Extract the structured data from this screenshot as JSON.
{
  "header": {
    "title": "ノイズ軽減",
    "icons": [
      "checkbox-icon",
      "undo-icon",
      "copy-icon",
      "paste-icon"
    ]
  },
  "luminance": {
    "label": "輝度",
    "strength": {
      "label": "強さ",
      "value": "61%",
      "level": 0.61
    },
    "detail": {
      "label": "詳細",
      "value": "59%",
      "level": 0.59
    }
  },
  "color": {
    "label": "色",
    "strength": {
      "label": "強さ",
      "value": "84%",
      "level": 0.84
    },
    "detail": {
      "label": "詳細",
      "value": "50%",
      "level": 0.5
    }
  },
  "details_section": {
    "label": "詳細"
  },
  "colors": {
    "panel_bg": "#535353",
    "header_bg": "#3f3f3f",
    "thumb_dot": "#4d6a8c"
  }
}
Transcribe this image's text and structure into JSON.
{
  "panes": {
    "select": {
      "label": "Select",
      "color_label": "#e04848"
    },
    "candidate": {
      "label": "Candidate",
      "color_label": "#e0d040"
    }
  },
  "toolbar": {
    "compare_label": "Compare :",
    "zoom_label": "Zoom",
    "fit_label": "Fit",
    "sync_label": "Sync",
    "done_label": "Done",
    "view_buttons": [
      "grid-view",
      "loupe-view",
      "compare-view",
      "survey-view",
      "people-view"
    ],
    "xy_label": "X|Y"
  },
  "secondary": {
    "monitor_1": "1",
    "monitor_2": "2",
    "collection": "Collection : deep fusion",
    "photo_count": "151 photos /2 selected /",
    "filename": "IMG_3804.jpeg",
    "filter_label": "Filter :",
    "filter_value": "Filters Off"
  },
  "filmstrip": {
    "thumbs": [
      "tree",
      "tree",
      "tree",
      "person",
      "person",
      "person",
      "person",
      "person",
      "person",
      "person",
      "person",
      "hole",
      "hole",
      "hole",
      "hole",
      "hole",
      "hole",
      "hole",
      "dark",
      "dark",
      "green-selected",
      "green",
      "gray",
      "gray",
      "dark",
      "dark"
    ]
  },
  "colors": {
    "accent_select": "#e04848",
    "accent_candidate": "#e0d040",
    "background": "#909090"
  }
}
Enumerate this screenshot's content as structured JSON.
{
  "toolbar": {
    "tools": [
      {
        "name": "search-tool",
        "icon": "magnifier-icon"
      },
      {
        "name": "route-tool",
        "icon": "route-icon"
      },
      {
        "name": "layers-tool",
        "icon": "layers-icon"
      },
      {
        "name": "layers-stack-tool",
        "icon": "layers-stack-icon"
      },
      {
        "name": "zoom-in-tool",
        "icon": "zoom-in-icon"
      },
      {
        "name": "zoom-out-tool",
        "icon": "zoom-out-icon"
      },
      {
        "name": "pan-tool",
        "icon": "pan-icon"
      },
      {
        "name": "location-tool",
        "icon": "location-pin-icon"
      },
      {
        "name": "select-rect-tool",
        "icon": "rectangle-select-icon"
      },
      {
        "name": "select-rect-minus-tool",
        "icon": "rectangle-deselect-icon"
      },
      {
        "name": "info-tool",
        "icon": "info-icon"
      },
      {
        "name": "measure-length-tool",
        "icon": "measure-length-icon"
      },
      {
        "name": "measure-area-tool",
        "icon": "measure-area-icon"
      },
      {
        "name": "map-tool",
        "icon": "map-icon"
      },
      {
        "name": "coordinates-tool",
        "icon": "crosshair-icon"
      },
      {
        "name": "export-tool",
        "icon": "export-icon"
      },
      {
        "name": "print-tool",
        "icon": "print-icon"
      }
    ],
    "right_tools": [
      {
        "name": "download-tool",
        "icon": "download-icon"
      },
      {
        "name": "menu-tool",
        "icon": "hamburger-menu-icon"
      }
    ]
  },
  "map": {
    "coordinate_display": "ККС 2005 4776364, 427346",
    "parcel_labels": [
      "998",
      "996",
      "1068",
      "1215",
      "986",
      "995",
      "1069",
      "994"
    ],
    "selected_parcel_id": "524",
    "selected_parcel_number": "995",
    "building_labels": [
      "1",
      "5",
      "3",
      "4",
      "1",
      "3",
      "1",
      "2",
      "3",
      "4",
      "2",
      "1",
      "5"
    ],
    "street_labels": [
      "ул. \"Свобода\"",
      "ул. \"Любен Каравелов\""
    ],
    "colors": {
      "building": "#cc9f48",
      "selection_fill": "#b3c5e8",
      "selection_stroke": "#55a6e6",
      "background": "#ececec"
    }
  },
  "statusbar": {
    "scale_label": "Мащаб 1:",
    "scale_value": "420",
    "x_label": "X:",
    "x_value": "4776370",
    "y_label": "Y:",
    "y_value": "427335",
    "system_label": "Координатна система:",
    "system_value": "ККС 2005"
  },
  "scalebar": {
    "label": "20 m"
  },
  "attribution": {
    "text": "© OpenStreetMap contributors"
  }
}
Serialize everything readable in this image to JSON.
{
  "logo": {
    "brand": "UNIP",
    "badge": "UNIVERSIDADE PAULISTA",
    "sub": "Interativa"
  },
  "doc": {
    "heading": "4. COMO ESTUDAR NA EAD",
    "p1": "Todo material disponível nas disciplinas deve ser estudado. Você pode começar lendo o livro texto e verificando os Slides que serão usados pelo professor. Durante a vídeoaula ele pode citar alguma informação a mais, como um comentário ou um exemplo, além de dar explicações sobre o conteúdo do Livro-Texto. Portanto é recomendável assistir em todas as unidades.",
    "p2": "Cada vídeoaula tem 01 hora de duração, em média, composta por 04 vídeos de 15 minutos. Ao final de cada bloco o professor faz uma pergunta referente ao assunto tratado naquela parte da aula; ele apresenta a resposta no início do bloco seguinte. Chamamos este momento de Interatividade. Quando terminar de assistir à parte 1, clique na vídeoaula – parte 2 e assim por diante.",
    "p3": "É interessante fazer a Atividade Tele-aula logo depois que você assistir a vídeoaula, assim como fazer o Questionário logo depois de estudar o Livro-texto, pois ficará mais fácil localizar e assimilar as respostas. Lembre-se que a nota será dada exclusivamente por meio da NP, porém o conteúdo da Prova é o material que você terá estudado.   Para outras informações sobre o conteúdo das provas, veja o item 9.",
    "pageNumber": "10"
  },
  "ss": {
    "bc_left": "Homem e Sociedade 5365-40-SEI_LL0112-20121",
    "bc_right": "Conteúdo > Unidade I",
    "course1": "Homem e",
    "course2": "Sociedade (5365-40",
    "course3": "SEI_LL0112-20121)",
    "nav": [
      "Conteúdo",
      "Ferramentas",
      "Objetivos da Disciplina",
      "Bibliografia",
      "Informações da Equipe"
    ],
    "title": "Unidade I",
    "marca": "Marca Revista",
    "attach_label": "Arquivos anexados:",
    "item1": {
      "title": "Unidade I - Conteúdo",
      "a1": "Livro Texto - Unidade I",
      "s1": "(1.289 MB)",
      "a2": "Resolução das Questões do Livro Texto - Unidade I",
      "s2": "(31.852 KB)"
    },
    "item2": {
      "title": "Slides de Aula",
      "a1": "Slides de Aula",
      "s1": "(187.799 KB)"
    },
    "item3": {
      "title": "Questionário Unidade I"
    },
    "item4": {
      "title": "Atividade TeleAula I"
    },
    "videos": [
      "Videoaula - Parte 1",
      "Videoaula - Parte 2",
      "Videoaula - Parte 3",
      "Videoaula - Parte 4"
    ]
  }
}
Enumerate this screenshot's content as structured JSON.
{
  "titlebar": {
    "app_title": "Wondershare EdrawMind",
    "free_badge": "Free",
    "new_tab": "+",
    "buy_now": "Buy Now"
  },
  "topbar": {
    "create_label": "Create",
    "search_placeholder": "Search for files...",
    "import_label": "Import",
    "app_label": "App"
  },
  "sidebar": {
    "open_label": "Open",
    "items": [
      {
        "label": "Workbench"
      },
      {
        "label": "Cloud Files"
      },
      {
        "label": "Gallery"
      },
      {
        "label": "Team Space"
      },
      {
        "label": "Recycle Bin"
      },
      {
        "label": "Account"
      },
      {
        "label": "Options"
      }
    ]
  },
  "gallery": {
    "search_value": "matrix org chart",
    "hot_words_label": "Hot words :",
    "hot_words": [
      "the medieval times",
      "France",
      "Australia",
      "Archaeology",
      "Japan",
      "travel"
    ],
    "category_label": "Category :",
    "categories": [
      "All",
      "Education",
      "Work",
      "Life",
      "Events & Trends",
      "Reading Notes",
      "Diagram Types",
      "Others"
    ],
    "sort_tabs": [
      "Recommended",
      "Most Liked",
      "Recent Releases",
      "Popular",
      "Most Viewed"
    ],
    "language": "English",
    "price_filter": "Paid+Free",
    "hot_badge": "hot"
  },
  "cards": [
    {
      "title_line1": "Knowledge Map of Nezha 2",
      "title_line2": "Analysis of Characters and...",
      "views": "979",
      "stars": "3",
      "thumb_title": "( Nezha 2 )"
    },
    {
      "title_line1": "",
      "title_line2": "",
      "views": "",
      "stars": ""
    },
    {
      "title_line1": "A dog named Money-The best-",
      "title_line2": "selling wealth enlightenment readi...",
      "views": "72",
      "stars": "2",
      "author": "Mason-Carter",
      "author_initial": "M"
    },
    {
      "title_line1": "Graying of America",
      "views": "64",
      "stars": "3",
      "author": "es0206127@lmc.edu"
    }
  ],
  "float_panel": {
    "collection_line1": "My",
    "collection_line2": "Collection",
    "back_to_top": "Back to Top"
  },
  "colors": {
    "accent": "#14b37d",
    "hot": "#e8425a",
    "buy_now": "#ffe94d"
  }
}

☆ ☆ ☆ ☆

● **Your objective**: Work through the records line by line and tally those holding "level". Reply with the number alone.

● **Complete output**: 4